THE TASK | Copy out each line of the material below with no changes.

DATA LINES |

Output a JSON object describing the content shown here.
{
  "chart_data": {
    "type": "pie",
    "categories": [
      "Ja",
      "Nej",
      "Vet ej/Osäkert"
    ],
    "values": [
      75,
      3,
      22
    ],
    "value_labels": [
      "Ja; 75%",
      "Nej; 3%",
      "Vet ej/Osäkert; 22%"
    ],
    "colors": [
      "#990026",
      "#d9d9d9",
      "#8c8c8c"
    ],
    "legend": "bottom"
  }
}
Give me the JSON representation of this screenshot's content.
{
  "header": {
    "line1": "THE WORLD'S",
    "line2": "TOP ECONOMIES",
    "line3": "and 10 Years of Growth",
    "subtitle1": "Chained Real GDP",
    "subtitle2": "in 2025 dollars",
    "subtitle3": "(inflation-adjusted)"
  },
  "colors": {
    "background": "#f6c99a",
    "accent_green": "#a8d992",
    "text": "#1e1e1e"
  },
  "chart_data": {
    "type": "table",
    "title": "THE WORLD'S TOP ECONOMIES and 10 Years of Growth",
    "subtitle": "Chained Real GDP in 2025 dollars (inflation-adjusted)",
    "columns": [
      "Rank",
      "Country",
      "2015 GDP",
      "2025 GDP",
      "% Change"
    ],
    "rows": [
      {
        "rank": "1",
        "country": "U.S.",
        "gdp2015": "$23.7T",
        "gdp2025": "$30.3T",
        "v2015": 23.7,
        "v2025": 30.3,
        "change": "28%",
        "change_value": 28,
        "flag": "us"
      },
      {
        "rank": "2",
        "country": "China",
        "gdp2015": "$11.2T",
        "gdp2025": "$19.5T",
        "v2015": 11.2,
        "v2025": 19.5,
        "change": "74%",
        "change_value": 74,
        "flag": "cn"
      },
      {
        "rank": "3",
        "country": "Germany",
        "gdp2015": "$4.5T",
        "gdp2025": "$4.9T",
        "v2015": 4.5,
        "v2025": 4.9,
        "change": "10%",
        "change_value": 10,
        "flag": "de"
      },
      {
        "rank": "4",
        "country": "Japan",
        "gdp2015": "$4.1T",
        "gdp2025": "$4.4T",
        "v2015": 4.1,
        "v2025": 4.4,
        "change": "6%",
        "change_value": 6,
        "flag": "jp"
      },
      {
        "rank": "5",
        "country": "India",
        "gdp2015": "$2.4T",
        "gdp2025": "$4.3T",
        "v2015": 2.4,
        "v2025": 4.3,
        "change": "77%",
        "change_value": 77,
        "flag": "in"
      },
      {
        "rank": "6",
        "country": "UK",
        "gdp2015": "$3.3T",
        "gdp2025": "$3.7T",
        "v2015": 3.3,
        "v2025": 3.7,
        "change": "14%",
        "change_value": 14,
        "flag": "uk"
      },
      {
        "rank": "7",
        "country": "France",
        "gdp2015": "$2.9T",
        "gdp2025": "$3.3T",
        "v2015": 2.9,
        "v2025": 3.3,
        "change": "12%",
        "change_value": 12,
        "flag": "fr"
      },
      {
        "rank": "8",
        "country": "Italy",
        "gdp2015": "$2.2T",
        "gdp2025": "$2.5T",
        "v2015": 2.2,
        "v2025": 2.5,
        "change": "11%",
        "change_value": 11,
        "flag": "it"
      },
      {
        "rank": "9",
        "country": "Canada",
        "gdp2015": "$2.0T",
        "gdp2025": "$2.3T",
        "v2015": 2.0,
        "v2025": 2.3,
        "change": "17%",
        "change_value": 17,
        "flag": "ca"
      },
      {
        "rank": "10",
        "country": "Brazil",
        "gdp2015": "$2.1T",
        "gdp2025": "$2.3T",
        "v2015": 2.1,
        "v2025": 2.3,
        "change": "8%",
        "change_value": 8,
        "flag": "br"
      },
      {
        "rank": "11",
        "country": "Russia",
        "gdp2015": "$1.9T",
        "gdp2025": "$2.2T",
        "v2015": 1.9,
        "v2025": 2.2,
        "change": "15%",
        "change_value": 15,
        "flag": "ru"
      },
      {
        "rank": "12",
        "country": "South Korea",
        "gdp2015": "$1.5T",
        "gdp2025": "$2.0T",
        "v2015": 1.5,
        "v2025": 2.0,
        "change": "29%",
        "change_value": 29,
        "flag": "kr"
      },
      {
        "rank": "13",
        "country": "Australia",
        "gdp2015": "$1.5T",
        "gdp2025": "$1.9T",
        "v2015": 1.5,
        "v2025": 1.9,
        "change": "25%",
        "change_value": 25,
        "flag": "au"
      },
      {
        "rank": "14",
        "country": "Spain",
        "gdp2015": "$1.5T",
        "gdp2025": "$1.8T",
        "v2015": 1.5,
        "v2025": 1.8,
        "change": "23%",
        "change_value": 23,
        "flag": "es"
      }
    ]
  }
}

COMPLETED EXERCISE |
Output a JSON object describing the content shown here.
{
  "chart_data": {
    "type": "pie",
    "categories": [
      "Ja",
      "Nej",
      "Vet ej/Osäkert"
    ],
    "values": [
      75,
      3,
      22
    ],
    "value_labels": [
      "Ja; 75%",
      "Nej; 3%",
      "Vet ej/Osäkert; 22%"
    ],
    "colors": [
      "#990026",
      "#d9d9d9",
      "#8c8c8c"
    ],
    "legend": "bottom"
  }
}
Give me the JSON representation of this screenshot's content.
{
  "header": {
    "line1": "THE WORLD'S",
    "line2": "TOP ECONOMIES",
    "line3": "and 10 Years of Growth",
    "subtitle1": "Chained Real GDP",
    "subtitle2": "in 2025 dollars",
    "subtitle3": "(inflation-adjusted)"
  },
  "colors": {
    "background": "#f6c99a",
    "accent_green": "#a8d992",
    "text": "#1e1e1e"
  },
  "chart_data": {
    "type": "table",
    "title": "THE WORLD'S TOP ECONOMIES and 10 Years of Growth",
    "subtitle": "Chained Real GDP in 2025 dollars (inflation-adjusted)",
    "columns": [
      "Rank",
      "Country",
      "2015 GDP",
      "2025 GDP",
      "% Change"
    ],
    "rows": [
      {
        "rank": "1",
        "country": "U.S.",
        "gdp2015": "$23.7T",
        "gdp2025": "$30.3T",
        "v2015": 23.7,
        "v2025": 30.3,
        "change": "28%",
        "change_value": 28,
        "flag": "us"
      },
      {
        "rank": "2",
        "country": "China",
        "gdp2015": "$11.2T",
        "gdp2025": "$19.5T",
        "v2015": 11.2,
        "v2025": 19.5,
        "change": "74%",
        "change_value": 74,
        "flag": "cn"
      },
      {
        "rank": "3",
        "country": "Germany",
        "gdp2015": "$4.5T",
        "gdp2025": "$4.9T",
        "v2015": 4.5,
        "v2025": 4.9,
        "change": "10%",
        "change_value": 10,
        "flag": "de"
      },
      {
        "rank": "4",
        "country": "Japan",
        "gdp2015": "$4.1T",
        "gdp2025": "$4.4T",
        "v2015": 4.1,
        "v2025": 4.4,
        "change": "6%",
        "change_value": 6,
        "flag": "jp"
      },
      {
        "rank": "5",
        "country": "India",
        "gdp2015": "$2.4T",
        "gdp2025": "$4.3T",
        "v2015": 2.4,
        "v2025": 4.3,
        "change": "77%",
        "change_value": 77,
        "flag": "in"
      },
      {
        "rank": "6",
        "country": "UK",
        "gdp2015": "$3.3T",
        "gdp2025": "$3.7T",
        "v2015": 3.3,
        "v2025": 3.7,
        "change": "14%",
        "change_value": 14,
        "flag": "uk"
      },
      {
        "rank": "7",
        "country": "France",
        "gdp2015": "$2.9T",
        "gdp2025": "$3.3T",
        "v2015": 2.9,
        "v2025": 3.3,
        "change": "12%",
        "change_value": 12,
        "flag": "fr"
      },
      {
        "rank": "8",
        "country": "Italy",
        "gdp2015": "$2.2T",
        "gdp2025": "$2.5T",
        "v2015": 2.2,
        "v2025": 2.5,
        "change": "11%",
        "change_value": 11,
        "flag": "it"
      },
      {
        "rank": "9",
        "country": "Canada",
        "gdp2015": "$2.0T",
        "gdp2025": "$2.3T",
        "v2015": 2.0,
        "v2025": 2.3,
        "change": "17%",
        "change_value": 17,
        "flag": "ca"
      },
      {
        "rank": "10",
        "country": "Brazil",
        "gdp2015": "$2.1T",
        "gdp2025": "$2.3T",
        "v2015": 2.1,
        "v2025": 2.3,
        "change": "8%",
        "change_value": 8,
        "flag": "br"
      },
      {
        "rank": "11",
        "country": "Russia",
        "gdp2015": "$1.9T",
        "gdp2025": "$2.2T",
        "v2015": 1.9,
        "v2025": 2.2,
        "change": "15%",
        "change_value": 15,
        "flag": "ru"
      },
      {
        "rank": "12",
        "country": "South Korea",
        "gdp2015": "$1.5T",
        "gdp2025": "$2.0T",
        "v2015": 1.5,
        "v2025": 2.0,
        "change": "29%",
        "change_value": 29,
        "flag": "kr"
      },
      {
        "rank": "13",
        "country": "Australia",
        "gdp2015": "$1.5T",
        "gdp2025": "$1.9T",
        "v2015": 1.5,
        "v2025": 1.9,
        "change": "25%",
        "change_value": 25,
        "flag": "au"
      },
      {
        "rank": "14",
        "country": "Spain",
        "gdp2015": "$1.5T",
        "gdp2025": "$1.8T",
        "v2015": 1.5,
        "v2025": 1.8,
        "change": "23%",
        "change_value": 23,
        "flag": "es"
      }
    ]
  }
}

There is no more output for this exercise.